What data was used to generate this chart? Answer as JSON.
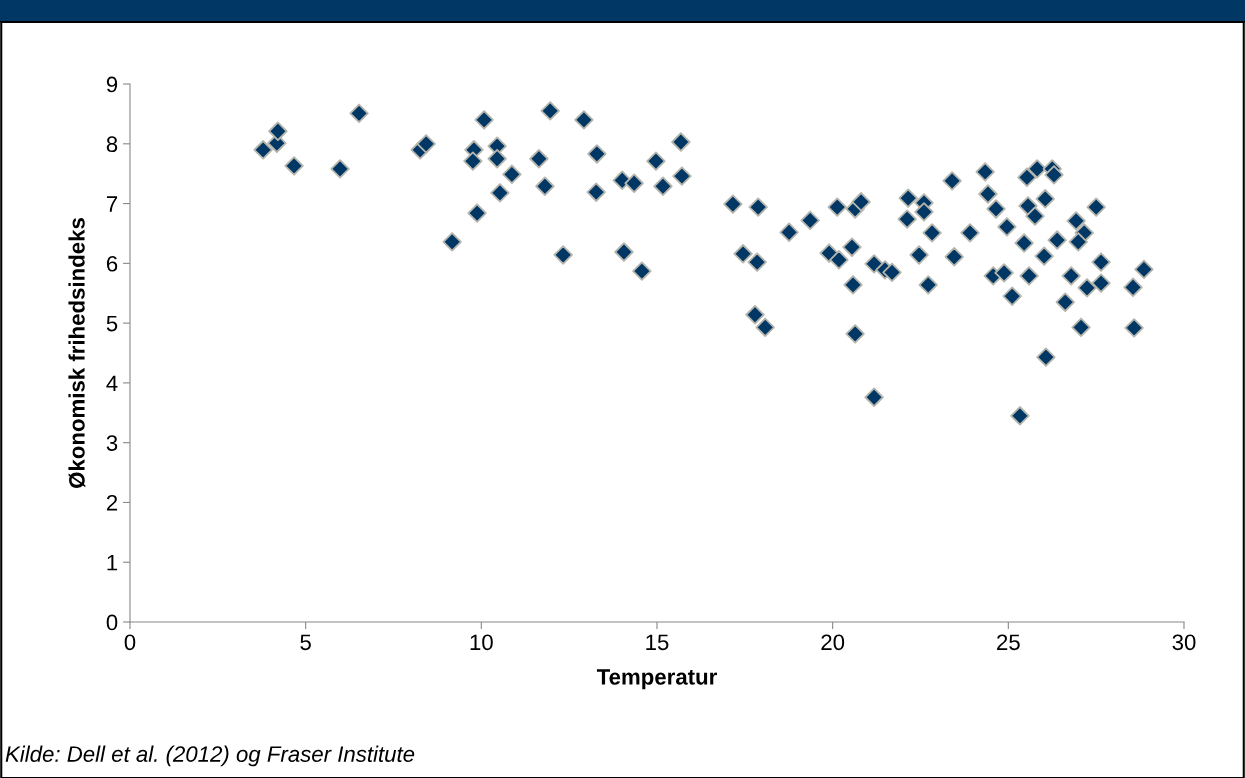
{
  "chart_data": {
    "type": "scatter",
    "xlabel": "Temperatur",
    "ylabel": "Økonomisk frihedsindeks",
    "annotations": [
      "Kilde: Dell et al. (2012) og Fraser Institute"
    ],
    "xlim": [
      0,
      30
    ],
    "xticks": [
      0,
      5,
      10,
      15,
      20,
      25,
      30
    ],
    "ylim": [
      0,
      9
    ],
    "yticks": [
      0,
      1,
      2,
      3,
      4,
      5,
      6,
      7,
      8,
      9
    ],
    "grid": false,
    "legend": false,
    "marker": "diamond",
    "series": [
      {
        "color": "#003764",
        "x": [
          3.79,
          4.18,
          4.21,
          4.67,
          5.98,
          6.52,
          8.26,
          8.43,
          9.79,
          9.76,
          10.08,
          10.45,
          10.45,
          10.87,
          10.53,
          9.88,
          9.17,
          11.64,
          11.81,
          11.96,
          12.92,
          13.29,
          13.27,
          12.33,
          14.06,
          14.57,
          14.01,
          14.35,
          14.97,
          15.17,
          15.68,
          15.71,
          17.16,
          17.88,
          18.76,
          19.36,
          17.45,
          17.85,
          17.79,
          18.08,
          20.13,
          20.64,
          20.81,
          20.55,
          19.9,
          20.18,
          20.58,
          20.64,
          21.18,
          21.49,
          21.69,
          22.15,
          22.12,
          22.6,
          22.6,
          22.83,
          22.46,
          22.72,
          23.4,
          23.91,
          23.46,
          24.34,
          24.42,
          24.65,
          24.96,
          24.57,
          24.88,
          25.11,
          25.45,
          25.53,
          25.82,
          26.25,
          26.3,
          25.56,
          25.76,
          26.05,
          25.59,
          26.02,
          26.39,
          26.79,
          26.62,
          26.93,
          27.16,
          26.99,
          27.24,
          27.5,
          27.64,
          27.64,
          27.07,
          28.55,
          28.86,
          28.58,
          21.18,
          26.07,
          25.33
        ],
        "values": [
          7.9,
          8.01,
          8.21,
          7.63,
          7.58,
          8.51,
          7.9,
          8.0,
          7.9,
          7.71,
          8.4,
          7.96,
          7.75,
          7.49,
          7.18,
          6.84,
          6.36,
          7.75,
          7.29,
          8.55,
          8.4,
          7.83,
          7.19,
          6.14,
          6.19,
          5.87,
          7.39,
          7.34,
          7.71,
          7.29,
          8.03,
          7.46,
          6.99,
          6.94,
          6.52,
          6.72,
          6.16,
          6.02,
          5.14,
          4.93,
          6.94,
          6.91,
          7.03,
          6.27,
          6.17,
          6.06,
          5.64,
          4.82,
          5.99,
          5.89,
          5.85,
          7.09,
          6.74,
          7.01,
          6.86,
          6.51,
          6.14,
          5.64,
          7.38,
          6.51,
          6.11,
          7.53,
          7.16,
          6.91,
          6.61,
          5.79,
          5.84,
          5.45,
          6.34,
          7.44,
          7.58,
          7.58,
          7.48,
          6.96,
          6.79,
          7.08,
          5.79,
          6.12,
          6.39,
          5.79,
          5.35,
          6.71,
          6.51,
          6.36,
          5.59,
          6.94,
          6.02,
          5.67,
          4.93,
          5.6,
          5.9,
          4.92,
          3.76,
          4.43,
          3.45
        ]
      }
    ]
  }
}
==
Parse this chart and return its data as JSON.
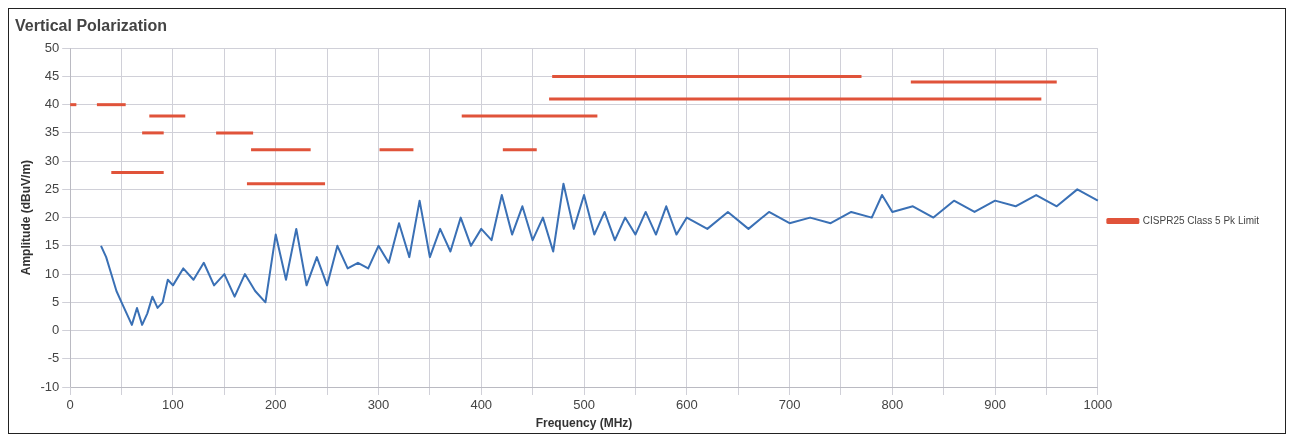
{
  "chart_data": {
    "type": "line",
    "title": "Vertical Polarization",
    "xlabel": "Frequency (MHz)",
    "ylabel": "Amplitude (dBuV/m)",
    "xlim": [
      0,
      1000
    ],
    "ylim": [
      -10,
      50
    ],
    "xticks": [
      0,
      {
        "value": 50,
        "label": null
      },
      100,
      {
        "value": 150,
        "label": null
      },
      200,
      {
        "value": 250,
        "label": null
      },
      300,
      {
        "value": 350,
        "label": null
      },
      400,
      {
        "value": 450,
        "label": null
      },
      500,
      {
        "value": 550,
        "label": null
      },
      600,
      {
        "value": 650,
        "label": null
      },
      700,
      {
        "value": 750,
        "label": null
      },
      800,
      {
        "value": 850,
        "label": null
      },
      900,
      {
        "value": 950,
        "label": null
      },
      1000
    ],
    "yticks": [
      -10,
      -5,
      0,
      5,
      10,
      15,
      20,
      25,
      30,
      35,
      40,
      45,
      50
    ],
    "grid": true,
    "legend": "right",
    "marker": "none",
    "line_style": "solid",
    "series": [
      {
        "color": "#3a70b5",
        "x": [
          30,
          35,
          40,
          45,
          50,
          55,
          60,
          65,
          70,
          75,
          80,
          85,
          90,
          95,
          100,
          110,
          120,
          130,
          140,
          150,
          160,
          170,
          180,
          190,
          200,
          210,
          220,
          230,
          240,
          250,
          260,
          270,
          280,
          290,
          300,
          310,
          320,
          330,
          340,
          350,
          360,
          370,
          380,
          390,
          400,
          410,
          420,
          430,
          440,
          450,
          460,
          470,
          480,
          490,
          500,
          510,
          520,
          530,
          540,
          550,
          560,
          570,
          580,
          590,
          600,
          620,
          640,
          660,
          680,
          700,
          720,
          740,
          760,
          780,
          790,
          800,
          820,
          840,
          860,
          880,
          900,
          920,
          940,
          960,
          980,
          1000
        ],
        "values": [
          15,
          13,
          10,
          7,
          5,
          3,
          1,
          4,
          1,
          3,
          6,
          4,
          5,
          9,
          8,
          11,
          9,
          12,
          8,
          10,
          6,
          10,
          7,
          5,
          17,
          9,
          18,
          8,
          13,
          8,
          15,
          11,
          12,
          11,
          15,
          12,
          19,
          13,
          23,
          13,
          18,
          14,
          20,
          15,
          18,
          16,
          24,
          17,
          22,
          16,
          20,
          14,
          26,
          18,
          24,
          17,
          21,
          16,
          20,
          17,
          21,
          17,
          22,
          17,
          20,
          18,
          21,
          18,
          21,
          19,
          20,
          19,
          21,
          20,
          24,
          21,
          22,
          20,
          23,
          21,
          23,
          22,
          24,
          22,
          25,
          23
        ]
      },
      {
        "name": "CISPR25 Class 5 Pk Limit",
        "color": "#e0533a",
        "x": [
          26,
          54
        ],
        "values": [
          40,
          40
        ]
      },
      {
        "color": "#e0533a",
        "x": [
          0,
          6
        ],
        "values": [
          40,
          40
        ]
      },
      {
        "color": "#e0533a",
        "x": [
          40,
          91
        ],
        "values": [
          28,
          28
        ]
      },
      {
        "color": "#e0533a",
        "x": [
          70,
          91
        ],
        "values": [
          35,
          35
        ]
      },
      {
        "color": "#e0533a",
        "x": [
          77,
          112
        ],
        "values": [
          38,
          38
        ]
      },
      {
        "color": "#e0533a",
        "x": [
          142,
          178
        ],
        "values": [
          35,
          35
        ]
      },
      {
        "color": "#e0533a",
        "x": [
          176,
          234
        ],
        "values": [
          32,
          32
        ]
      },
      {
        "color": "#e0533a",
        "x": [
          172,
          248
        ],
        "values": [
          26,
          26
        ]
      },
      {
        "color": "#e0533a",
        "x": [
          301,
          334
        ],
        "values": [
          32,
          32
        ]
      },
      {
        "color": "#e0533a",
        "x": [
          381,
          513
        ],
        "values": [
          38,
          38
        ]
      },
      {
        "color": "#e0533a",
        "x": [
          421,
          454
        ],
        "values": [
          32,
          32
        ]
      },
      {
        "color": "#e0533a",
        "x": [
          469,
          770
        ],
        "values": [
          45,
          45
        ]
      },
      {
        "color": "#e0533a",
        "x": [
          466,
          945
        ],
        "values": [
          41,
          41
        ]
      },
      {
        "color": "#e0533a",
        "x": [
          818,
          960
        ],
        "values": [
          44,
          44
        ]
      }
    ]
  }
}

**Task prompt:** Collect every line with the string "JSON" from the records, and copy each.

**Solution for this task:**
What data was used to generate this chart? Answer as JSON.
Parse this chart and return its data as JSON.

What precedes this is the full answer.